- [Data provided]:
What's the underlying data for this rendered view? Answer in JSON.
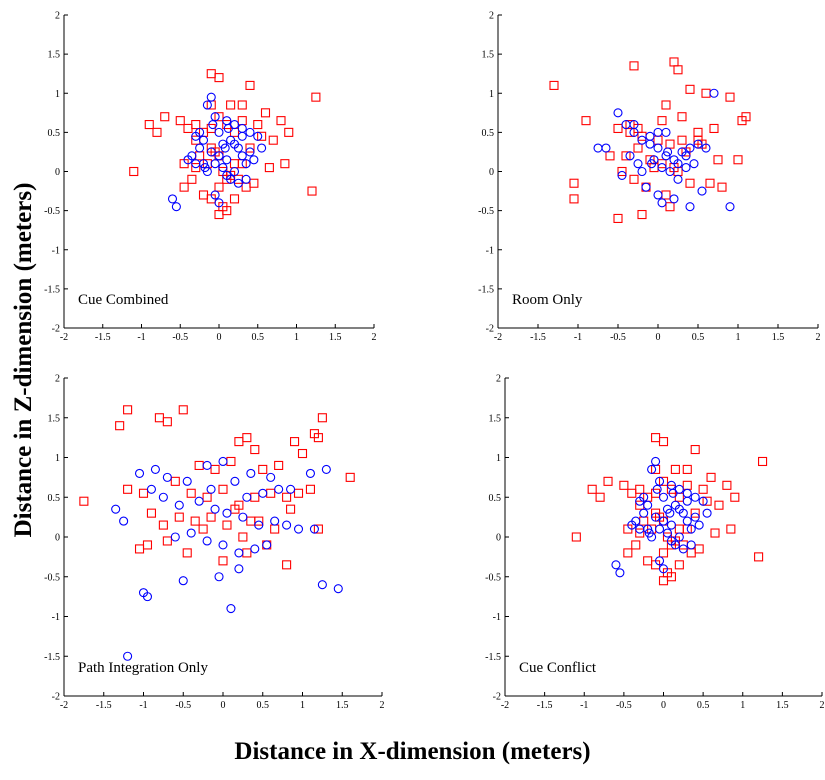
{
  "figure": {
    "xlabel": "Distance in X-dimension (meters)",
    "ylabel": "Distance in Z-dimension (meters)"
  },
  "chart_data": [
    {
      "type": "scatter",
      "title": "Cue Combined",
      "xlim": [
        -2,
        2
      ],
      "ylim": [
        -2,
        2
      ],
      "xticks": [
        "-2",
        "-1.5",
        "-1",
        "-0.5",
        "0",
        "0.5",
        "1",
        "1.5",
        "2"
      ],
      "yticks": [
        "-2",
        "-1.5",
        "-1",
        "-0.5",
        "0",
        "0.5",
        "1",
        "1.5",
        "2"
      ],
      "grid": false,
      "series": [
        {
          "marker": "square",
          "color": "#ff0000",
          "x": [
            -0.1,
            0.0,
            -0.3,
            -0.1,
            0.5,
            0.4,
            0.6,
            -0.9,
            -0.5,
            -0.4,
            -0.2,
            0.0,
            0.1,
            0.3,
            0.2,
            -0.3,
            -0.1,
            0.0,
            0.2,
            0.4,
            0.8,
            0.9,
            0.7,
            -0.7,
            -0.8,
            -1.1,
            -0.45,
            -0.3,
            -0.15,
            0.05,
            0.15,
            0.3,
            0.1,
            0.0,
            -0.2,
            -0.1,
            0.25,
            0.45,
            0.65,
            0.85,
            1.25,
            1.2,
            0.05,
            0.1,
            0.2,
            0.35,
            -0.05,
            -0.25,
            -0.35,
            -0.45,
            0.55,
            0.0,
            -0.1,
            0.15,
            0.3
          ],
          "y": [
            1.25,
            1.2,
            0.6,
            0.85,
            0.6,
            1.1,
            0.75,
            0.6,
            0.65,
            0.55,
            0.5,
            0.7,
            0.6,
            0.65,
            0.5,
            0.4,
            0.3,
            0.2,
            0.1,
            0.3,
            0.65,
            0.5,
            0.4,
            0.7,
            0.5,
            0.0,
            0.1,
            0.05,
            0.1,
            0.0,
            -0.05,
            0.1,
            -0.1,
            -0.2,
            -0.3,
            -0.35,
            -0.1,
            -0.15,
            0.05,
            0.1,
            0.95,
            -0.25,
            -0.45,
            -0.5,
            -0.35,
            -0.2,
            0.25,
            0.2,
            -0.1,
            -0.2,
            0.45,
            -0.55,
            0.55,
            0.85,
            0.85
          ]
        },
        {
          "marker": "circle",
          "color": "#0000ff",
          "x": [
            -0.1,
            -0.15,
            -0.05,
            0.1,
            0.2,
            0.3,
            0.4,
            0.5,
            -0.3,
            -0.2,
            0.0,
            0.05,
            0.15,
            0.25,
            -0.25,
            -0.35,
            -0.1,
            0.0,
            0.1,
            0.3,
            0.35,
            -0.05,
            0.05,
            -0.2,
            -0.15,
            0.2,
            0.45,
            0.55,
            -0.6,
            -0.55,
            -0.4,
            -0.3,
            0.1,
            0.15,
            -0.05,
            0.0,
            0.25,
            0.35,
            0.12,
            -0.08,
            0.2,
            0.3,
            -0.25,
            -0.18,
            0.08,
            0.4
          ],
          "y": [
            0.95,
            0.85,
            0.7,
            0.65,
            0.6,
            0.55,
            0.5,
            0.45,
            0.45,
            0.4,
            0.5,
            0.35,
            0.4,
            0.3,
            0.3,
            0.2,
            0.25,
            0.2,
            0.15,
            0.2,
            0.1,
            0.1,
            0.05,
            0.1,
            0.0,
            0.0,
            0.15,
            0.3,
            -0.35,
            -0.45,
            0.15,
            0.1,
            -0.05,
            -0.1,
            -0.3,
            -0.4,
            -0.15,
            -0.1,
            0.55,
            0.6,
            0.35,
            0.45,
            0.5,
            0.05,
            0.3,
            0.25
          ]
        }
      ]
    },
    {
      "type": "scatter",
      "title": "Room Only",
      "xlim": [
        -2,
        2
      ],
      "ylim": [
        -2,
        2
      ],
      "xticks": [
        "-2",
        "-1.5",
        "-1",
        "-0.5",
        "0",
        "0.5",
        "1",
        "1.5",
        "2"
      ],
      "yticks": [
        "-2",
        "-1.5",
        "-1",
        "-0.5",
        "0",
        "0.5",
        "1",
        "1.5",
        "2"
      ],
      "grid": false,
      "series": [
        {
          "marker": "square",
          "color": "#ff0000",
          "x": [
            -1.3,
            -0.3,
            0.2,
            0.25,
            0.1,
            0.4,
            0.9,
            0.6,
            -0.9,
            -0.5,
            -0.35,
            -0.2,
            0.0,
            0.15,
            0.3,
            0.5,
            0.7,
            -1.05,
            -1.05,
            -0.6,
            -0.4,
            -0.25,
            -0.1,
            0.05,
            0.2,
            0.35,
            0.55,
            0.75,
            1.0,
            1.05,
            1.1,
            -0.45,
            -0.3,
            -0.15,
            0.1,
            0.25,
            0.4,
            0.65,
            0.8,
            0.05,
            -0.2,
            -0.35,
            0.15,
            -0.05,
            0.3,
            0.5,
            -0.5,
            -0.25
          ],
          "y": [
            1.1,
            1.35,
            1.4,
            1.3,
            0.85,
            1.05,
            0.95,
            1.0,
            0.65,
            0.55,
            0.6,
            0.45,
            0.4,
            0.35,
            0.4,
            0.5,
            0.55,
            -0.15,
            -0.35,
            0.2,
            0.2,
            0.3,
            0.15,
            0.1,
            0.05,
            0.25,
            0.35,
            0.15,
            0.15,
            0.65,
            0.7,
            0.0,
            -0.1,
            -0.2,
            -0.3,
            0.0,
            -0.15,
            -0.15,
            -0.2,
            0.65,
            -0.55,
            0.5,
            -0.45,
            0.05,
            0.7,
            0.4,
            -0.6,
            0.55
          ]
        },
        {
          "marker": "circle",
          "color": "#0000ff",
          "x": [
            -0.5,
            -0.4,
            -0.3,
            -0.2,
            -0.1,
            0.0,
            0.1,
            0.2,
            0.3,
            0.4,
            0.5,
            0.6,
            0.7,
            -0.75,
            -0.65,
            -0.35,
            -0.25,
            -0.05,
            0.05,
            0.15,
            0.25,
            0.35,
            0.45,
            -0.45,
            -0.15,
            0.0,
            0.2,
            0.4,
            0.9,
            -0.3,
            -0.1,
            0.1,
            0.25,
            0.55,
            0.05,
            -0.2,
            0.35,
            0.12,
            0.0,
            -0.08
          ],
          "y": [
            0.75,
            0.6,
            0.5,
            0.4,
            0.35,
            0.3,
            0.2,
            0.15,
            0.25,
            0.3,
            0.35,
            0.3,
            1.0,
            0.3,
            0.3,
            0.2,
            0.1,
            0.15,
            0.05,
            0.0,
            -0.1,
            0.05,
            0.1,
            -0.05,
            -0.2,
            -0.3,
            -0.35,
            -0.45,
            -0.45,
            0.6,
            0.45,
            0.5,
            0.1,
            -0.25,
            -0.4,
            0.0,
            0.2,
            0.25,
            0.5,
            0.1
          ]
        }
      ]
    },
    {
      "type": "scatter",
      "title": "Path Integration Only",
      "xlim": [
        -2,
        2
      ],
      "ylim": [
        -2,
        2
      ],
      "xticks": [
        "-2",
        "-1.5",
        "-1",
        "-0.5",
        "0",
        "0.5",
        "1",
        "1.5",
        "2"
      ],
      "yticks": [
        "-2",
        "-1.5",
        "-1",
        "-0.5",
        "0",
        "0.5",
        "1",
        "1.5",
        "2"
      ],
      "grid": false,
      "series": [
        {
          "marker": "square",
          "color": "#ff0000",
          "x": [
            -1.2,
            -1.3,
            -0.8,
            -0.5,
            -0.7,
            0.3,
            0.2,
            0.4,
            0.9,
            1.15,
            1.2,
            1.25,
            1.0,
            1.6,
            -0.3,
            -0.1,
            0.1,
            0.5,
            0.7,
            -1.75,
            -1.2,
            -1.0,
            -0.6,
            -0.4,
            -0.2,
            0.0,
            0.2,
            0.4,
            0.6,
            0.8,
            0.95,
            1.1,
            -0.9,
            -0.75,
            -0.55,
            -0.35,
            -0.15,
            0.05,
            0.25,
            0.45,
            0.65,
            0.85,
            -1.05,
            -0.95,
            -0.7,
            -0.45,
            0.0,
            0.3,
            0.55,
            0.8,
            1.2,
            -0.25,
            0.15,
            0.35
          ],
          "y": [
            1.6,
            1.4,
            1.5,
            1.6,
            1.45,
            1.25,
            1.2,
            1.1,
            1.2,
            1.3,
            1.25,
            1.5,
            1.05,
            0.75,
            0.9,
            0.85,
            0.95,
            0.85,
            0.9,
            0.45,
            0.6,
            0.55,
            0.7,
            0.55,
            0.5,
            0.6,
            0.4,
            0.5,
            0.55,
            0.5,
            0.55,
            0.6,
            0.3,
            0.15,
            0.25,
            0.2,
            0.25,
            0.15,
            0.0,
            0.2,
            0.1,
            0.35,
            -0.15,
            -0.1,
            -0.05,
            -0.2,
            -0.3,
            -0.2,
            -0.1,
            -0.35,
            0.1,
            0.1,
            0.35,
            0.2
          ]
        },
        {
          "marker": "circle",
          "color": "#0000ff",
          "x": [
            -1.05,
            -0.85,
            -0.7,
            -0.45,
            -0.2,
            0.0,
            0.15,
            0.35,
            0.6,
            0.85,
            1.1,
            1.3,
            -1.35,
            -1.25,
            -0.9,
            -0.75,
            -0.55,
            -0.3,
            -0.1,
            0.05,
            0.25,
            0.45,
            0.65,
            0.8,
            0.95,
            1.15,
            -0.6,
            -0.4,
            -0.2,
            0.0,
            0.2,
            0.4,
            0.55,
            -0.5,
            -0.05,
            0.2,
            0.1,
            1.25,
            1.45,
            -1.0,
            -0.95,
            -1.2,
            0.3,
            0.5,
            0.7,
            -0.15
          ],
          "y": [
            0.8,
            0.85,
            0.75,
            0.7,
            0.9,
            0.95,
            0.7,
            0.8,
            0.75,
            0.6,
            0.8,
            0.85,
            0.35,
            0.2,
            0.6,
            0.5,
            0.4,
            0.45,
            0.35,
            0.3,
            0.25,
            0.15,
            0.2,
            0.15,
            0.1,
            0.1,
            0.0,
            0.05,
            -0.05,
            -0.1,
            -0.2,
            -0.15,
            -0.1,
            -0.55,
            -0.5,
            -0.4,
            -0.9,
            -0.6,
            -0.65,
            -0.7,
            -0.75,
            -1.5,
            0.5,
            0.55,
            0.6,
            0.6
          ]
        }
      ]
    },
    {
      "type": "scatter",
      "title": "Cue Conflict",
      "xlim": [
        -2,
        2
      ],
      "ylim": [
        -2,
        2
      ],
      "xticks": [
        "-2",
        "-1.5",
        "-1",
        "-0.5",
        "0",
        "0.5",
        "1",
        "1.5",
        "2"
      ],
      "yticks": [
        "-2",
        "-1.5",
        "-1",
        "-0.5",
        "0",
        "0.5",
        "1",
        "1.5",
        "2"
      ],
      "grid": false,
      "series": [
        {
          "marker": "square",
          "color": "#ff0000",
          "x": [
            -0.1,
            0.0,
            -0.3,
            -0.1,
            0.5,
            0.4,
            0.6,
            -0.9,
            -0.5,
            -0.4,
            -0.2,
            0.0,
            0.1,
            0.3,
            0.2,
            -0.3,
            -0.1,
            0.0,
            0.2,
            0.4,
            0.8,
            0.9,
            0.7,
            -0.7,
            -0.8,
            -1.1,
            -0.45,
            -0.3,
            -0.15,
            0.05,
            0.15,
            0.3,
            0.1,
            0.0,
            -0.2,
            -0.1,
            0.25,
            0.45,
            0.65,
            0.85,
            1.25,
            1.2,
            0.05,
            0.1,
            0.2,
            0.35,
            -0.05,
            -0.25,
            -0.35,
            -0.45,
            0.55,
            0.0,
            -0.1,
            0.15,
            0.3
          ],
          "y": [
            1.25,
            1.2,
            0.6,
            0.85,
            0.6,
            1.1,
            0.75,
            0.6,
            0.65,
            0.55,
            0.5,
            0.7,
            0.6,
            0.65,
            0.5,
            0.4,
            0.3,
            0.2,
            0.1,
            0.3,
            0.65,
            0.5,
            0.4,
            0.7,
            0.5,
            0.0,
            0.1,
            0.05,
            0.1,
            0.0,
            -0.05,
            0.1,
            -0.1,
            -0.2,
            -0.3,
            -0.35,
            -0.1,
            -0.15,
            0.05,
            0.1,
            0.95,
            -0.25,
            -0.45,
            -0.5,
            -0.35,
            -0.2,
            0.25,
            0.2,
            -0.1,
            -0.2,
            0.45,
            -0.55,
            0.55,
            0.85,
            0.85
          ]
        },
        {
          "marker": "circle",
          "color": "#0000ff",
          "x": [
            -0.1,
            -0.15,
            -0.05,
            0.1,
            0.2,
            0.3,
            0.4,
            0.5,
            -0.3,
            -0.2,
            0.0,
            0.05,
            0.15,
            0.25,
            -0.25,
            -0.35,
            -0.1,
            0.0,
            0.1,
            0.3,
            0.35,
            -0.05,
            0.05,
            -0.2,
            -0.15,
            0.2,
            0.45,
            0.55,
            -0.6,
            -0.55,
            -0.4,
            -0.3,
            0.1,
            0.15,
            -0.05,
            0.0,
            0.25,
            0.35,
            0.12,
            -0.08,
            0.2,
            0.3,
            -0.25,
            -0.18,
            0.08,
            0.4
          ],
          "y": [
            0.95,
            0.85,
            0.7,
            0.65,
            0.6,
            0.55,
            0.5,
            0.45,
            0.45,
            0.4,
            0.5,
            0.35,
            0.4,
            0.3,
            0.3,
            0.2,
            0.25,
            0.2,
            0.15,
            0.2,
            0.1,
            0.1,
            0.05,
            0.1,
            0.0,
            0.0,
            0.15,
            0.3,
            -0.35,
            -0.45,
            0.15,
            0.1,
            -0.05,
            -0.1,
            -0.3,
            -0.4,
            -0.15,
            -0.1,
            0.55,
            0.6,
            0.35,
            0.45,
            0.5,
            0.05,
            0.3,
            0.25
          ]
        }
      ]
    }
  ]
}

- [Short exercise]: Display every line of the listing that contains the string "dimension".

- [Solution to the problem]:
    "xlabel": "Distance in X-dimension (meters)",
    "ylabel": "Distance in Z-dimension (meters)"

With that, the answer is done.